> Supplied passage
- - - - - - -
Although mainly researching problems of oil shortage, he also notes that solar energy growth is best done at the state level because the federal government’s actions are too broad for such an economically diverse country. This is mirrored in recent research such as from the American Bar Association (Williamson J., & Sayer M. 2012 and Sawyer, S 1982).
One of the most influential sources on solar energy policy was written in Grenoble France (Menanteau P.
, Finon D. & Lamy M., 2003). Cited 782 times since Menanteau et al. compiled data from Western Europe to determine which types of national policy are best used to promote solar growth. They broke countries into two categories, those that pursued subsidies and those with a traditional free-market bidding system. Looking at the relationship of quantity to cost they determined that each model saw exponential cost reduction as quantity increased due to market changes and technological innovation. They concluded that subsidies contributed to a steeper cost-curve (as opposed to a non-intervention free market model) but cost the state significantly more.
The authors recommended pursuing cheaper options with similar effectiveness such as quantity-based Green Certificates (Menanteau P., Finon D. & Lamy M., 2003). This research is foundational because it conceived some of the earliest theoretical models. Similar is size to many European countries, this work acted as a foundation for how states can approach building their energy plans around solar energy. Other researchers have argued that the United States carries a degree of difficulty when attempting to enact feed-in tariffs due to the Federal Power Act of 1935 (Williamson J., & Sayer M. 2012). Additionally Western Europe has shown to implement solar technology at a faster pace per capita than the United States.
Individual States are seen as experimental testing grounds for federal energy policy, making them the primary stage for renewable portfolio standard, also known as RPS (Williamson J., & Sayer M. 2012). Researchers have written theoretical models on what plan each state should pursue in order to most efficiently transform antiquated limited and dirty energy sources to renewables (Jacobson et al. 2015). Showing recent progress in each state paints a picture on which regions are lagging in solar energy policy. 13 states (AK, ID, WY, NE, AR, LA, MS, AL, GA, FL, TN, KY, WV) have no plan or policy for statewide renewable energy policy. Additionally, 8 states (ND, SD, UT, KS, OK, IN, VA, SC) have a voluntary program or guideline, meaning the policies carry little weight in enacting or coercing adoption. The plans also noted that wind is the current favorite in renewable production over solar in terms of volume (Jacobson et al. 2015).
- - - - - - -
> Dataset excerpt
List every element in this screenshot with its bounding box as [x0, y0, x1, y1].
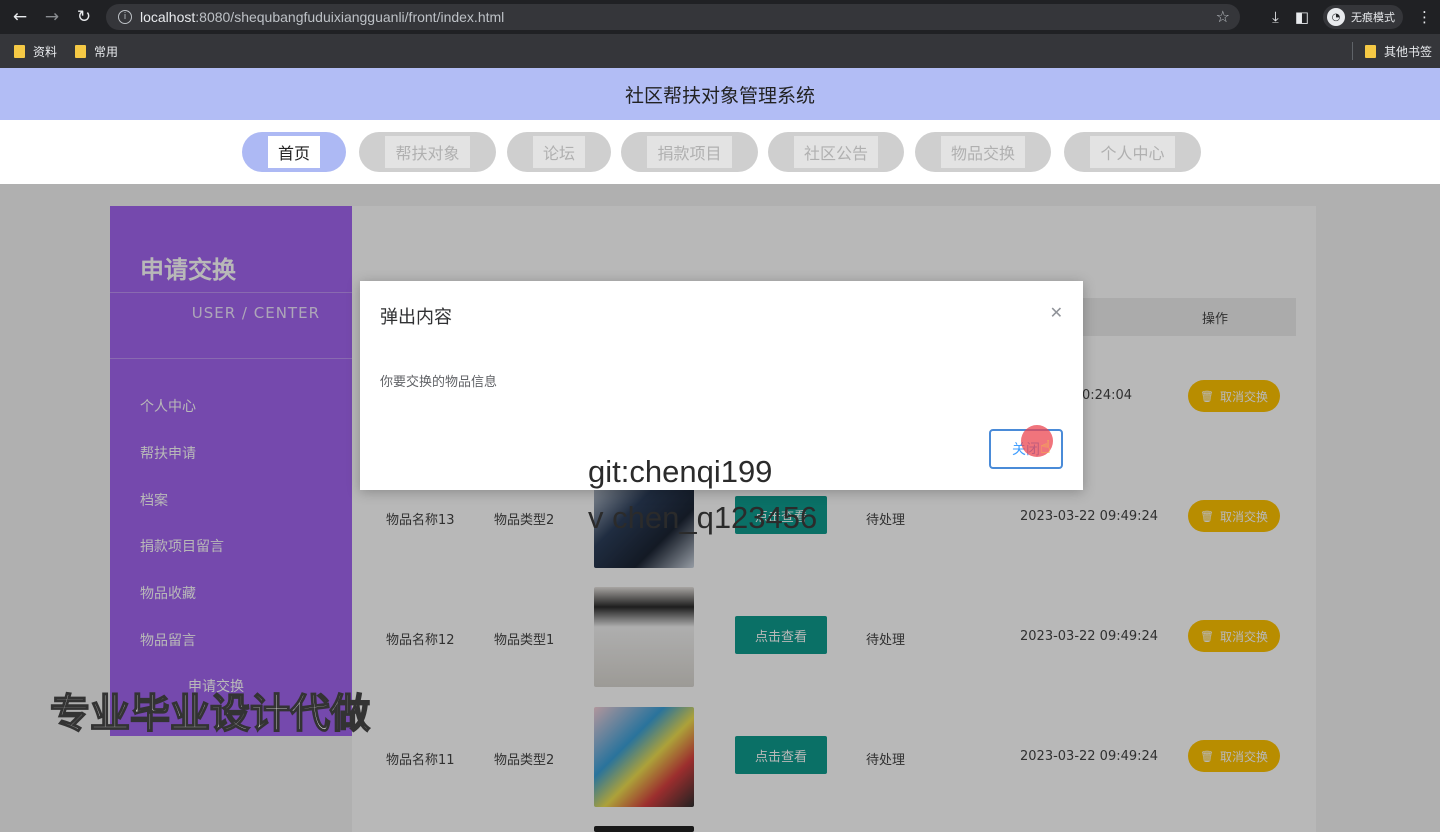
- - - - - - -
> Parts of the exercise
• 1. Answer these from the solar energy policy passage:
(a) In what city and country was the influential source by Menanteau, Finon and Lamy written?
(b) What cheaper option did those authors recommend as an example?
(c) How many states have no plan or policy for statewide renewable energy?
• 2. In the solar energy policy passage, turn the paragraph that begins "Individual States are seen as experimental testing grounds" into a bulleted list that keeps its main facts.
The lines have nothing to do with the text.

> Solutions per task
• 1.
(a) Grenoble, France
(b) Quantity-based Green Certificates
(c) 13

• 2.
- Individual states serve as testing grounds for federal energy policy, which makes them the main stage for renewable portfolio standards (RPS) (Williamson & Sayer 2012).
- Researchers have built theoretical models of the plan each state should follow to move from old, limited, dirty energy sources to renewables (Jacobson et al. 2015).
- Each state's recent progress shows which regions lag in solar energy policy.
- 13 states (AK, ID, WY, NE, AR, LA, MS, AL, GA, FL, TN, KY, WV) have no plan or policy for statewide renewable energy.
- 8 states (ND, SD, UT, KS, OK, IN, VA, SC) have only a voluntary program or guideline, so their policies do little to enact or push adoption.
- The plans note that wind currently leads solar in renewable production by volume (Jacobson et al. 2015).